Records
• • •

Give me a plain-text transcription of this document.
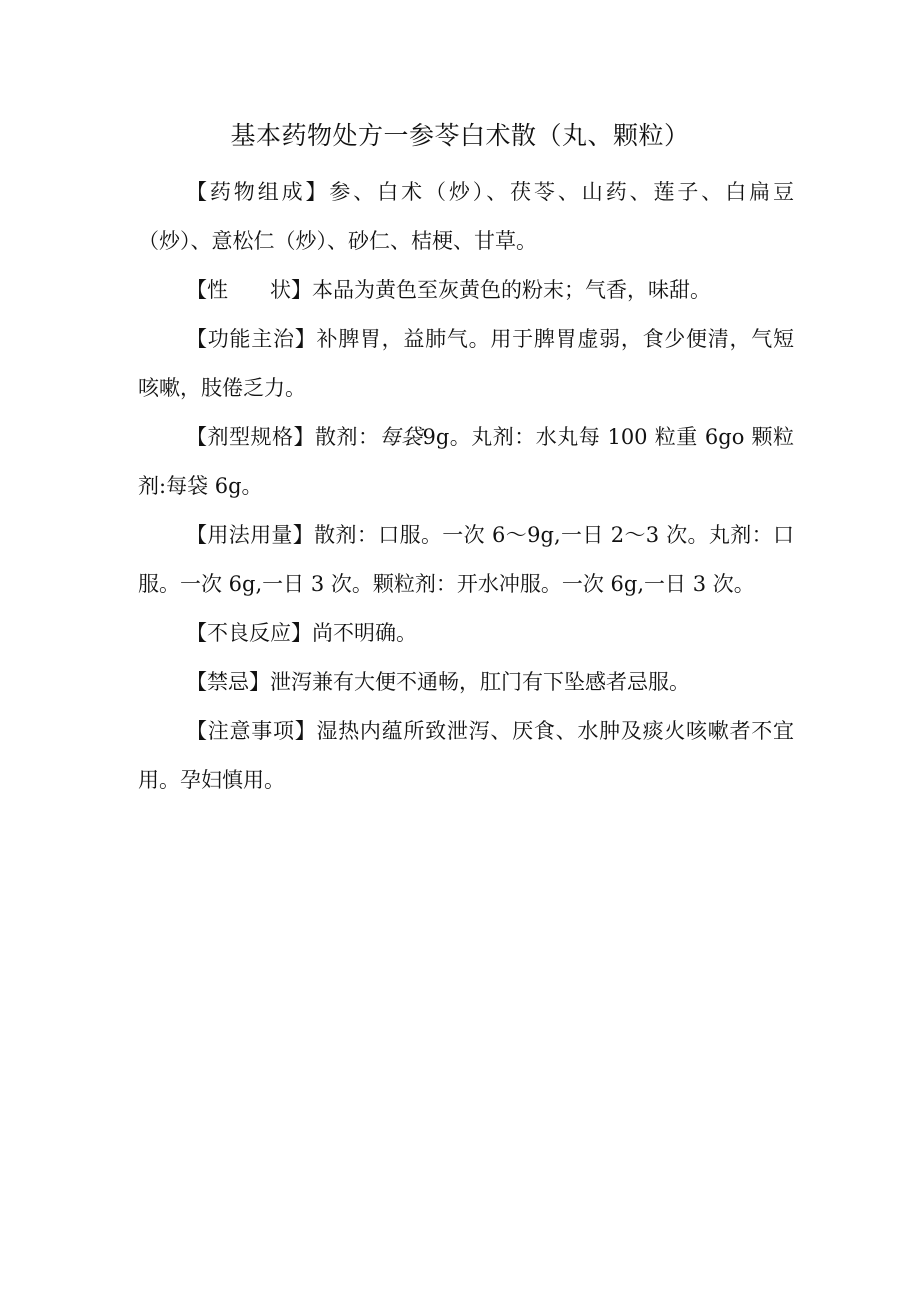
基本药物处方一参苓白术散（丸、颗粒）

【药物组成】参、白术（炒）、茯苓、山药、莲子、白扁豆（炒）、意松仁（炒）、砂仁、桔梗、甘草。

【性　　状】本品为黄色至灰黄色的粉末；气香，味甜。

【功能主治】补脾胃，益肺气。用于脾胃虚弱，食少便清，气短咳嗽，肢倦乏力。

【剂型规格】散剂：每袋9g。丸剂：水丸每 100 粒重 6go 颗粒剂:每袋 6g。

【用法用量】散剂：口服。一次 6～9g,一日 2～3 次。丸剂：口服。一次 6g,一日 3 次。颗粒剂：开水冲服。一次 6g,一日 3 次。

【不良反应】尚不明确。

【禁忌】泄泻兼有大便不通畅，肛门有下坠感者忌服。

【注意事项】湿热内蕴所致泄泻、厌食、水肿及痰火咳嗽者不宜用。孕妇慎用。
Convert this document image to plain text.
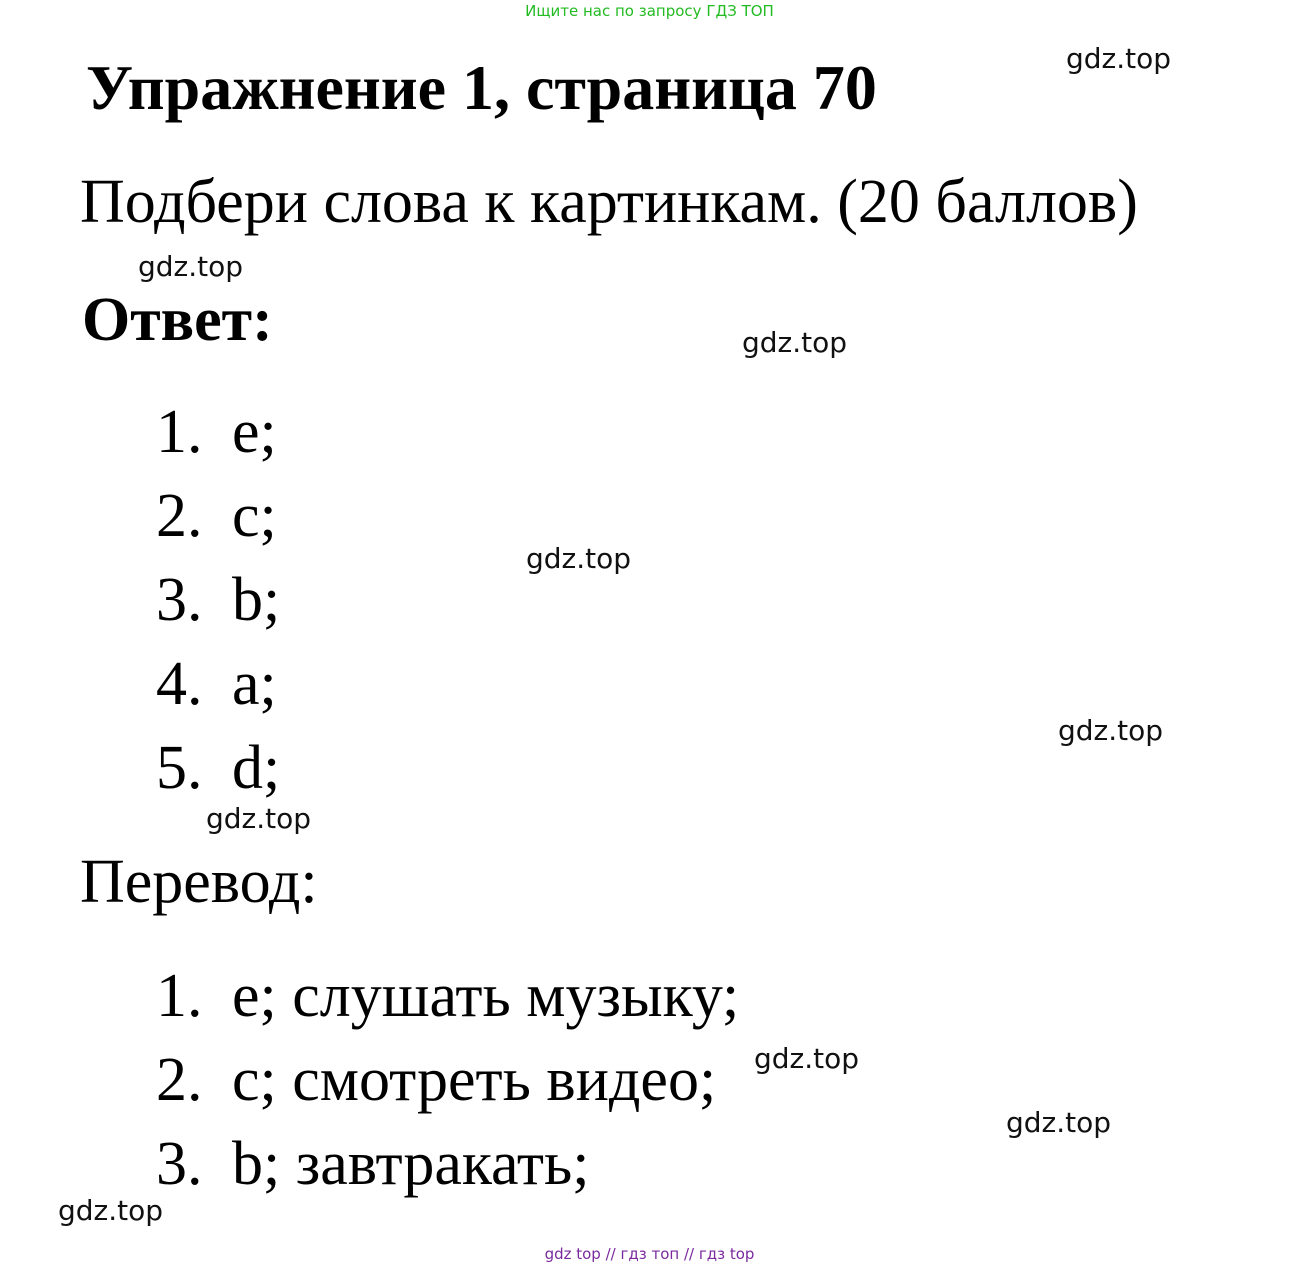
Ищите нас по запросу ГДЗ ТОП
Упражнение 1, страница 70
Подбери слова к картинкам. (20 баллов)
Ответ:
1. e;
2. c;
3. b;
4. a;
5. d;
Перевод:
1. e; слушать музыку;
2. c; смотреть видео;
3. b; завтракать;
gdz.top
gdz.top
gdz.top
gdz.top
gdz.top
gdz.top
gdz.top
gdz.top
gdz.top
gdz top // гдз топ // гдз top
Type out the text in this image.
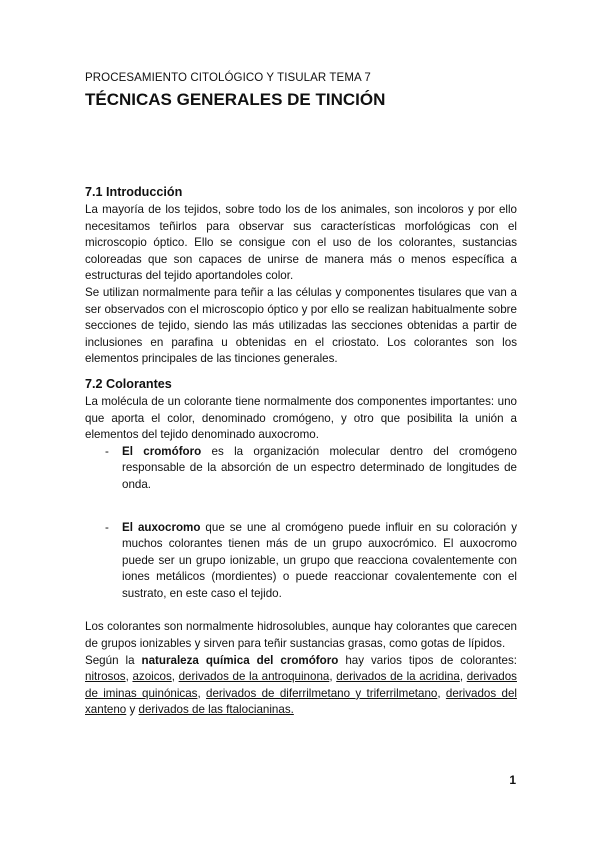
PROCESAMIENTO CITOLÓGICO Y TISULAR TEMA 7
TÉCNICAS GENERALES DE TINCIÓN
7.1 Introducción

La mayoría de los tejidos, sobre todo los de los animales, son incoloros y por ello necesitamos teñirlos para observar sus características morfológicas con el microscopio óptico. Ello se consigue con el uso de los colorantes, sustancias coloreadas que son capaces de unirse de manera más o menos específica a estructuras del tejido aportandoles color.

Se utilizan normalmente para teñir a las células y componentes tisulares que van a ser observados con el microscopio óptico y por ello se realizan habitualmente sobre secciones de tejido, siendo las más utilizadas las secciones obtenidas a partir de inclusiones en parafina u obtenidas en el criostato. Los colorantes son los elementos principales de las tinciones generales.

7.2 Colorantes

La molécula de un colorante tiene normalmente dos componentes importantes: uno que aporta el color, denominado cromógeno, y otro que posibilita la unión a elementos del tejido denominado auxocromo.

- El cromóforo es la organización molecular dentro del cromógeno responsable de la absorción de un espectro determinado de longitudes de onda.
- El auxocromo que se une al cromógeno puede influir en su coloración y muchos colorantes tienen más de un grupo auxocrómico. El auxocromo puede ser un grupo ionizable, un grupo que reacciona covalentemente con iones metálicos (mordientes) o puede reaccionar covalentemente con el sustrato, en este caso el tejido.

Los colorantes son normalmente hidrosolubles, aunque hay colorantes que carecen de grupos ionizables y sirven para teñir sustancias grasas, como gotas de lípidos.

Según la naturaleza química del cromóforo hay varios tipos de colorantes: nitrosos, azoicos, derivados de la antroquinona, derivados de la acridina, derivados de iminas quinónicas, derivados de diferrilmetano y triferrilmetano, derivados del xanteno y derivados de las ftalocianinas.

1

• • •

REQUIREMENTS.
Where a line in the entries holds "text", copy that line.

SOLUTION.
Give me a plain-text transcription of this document.
Convert this document image to plain text.
Type out the text in this image.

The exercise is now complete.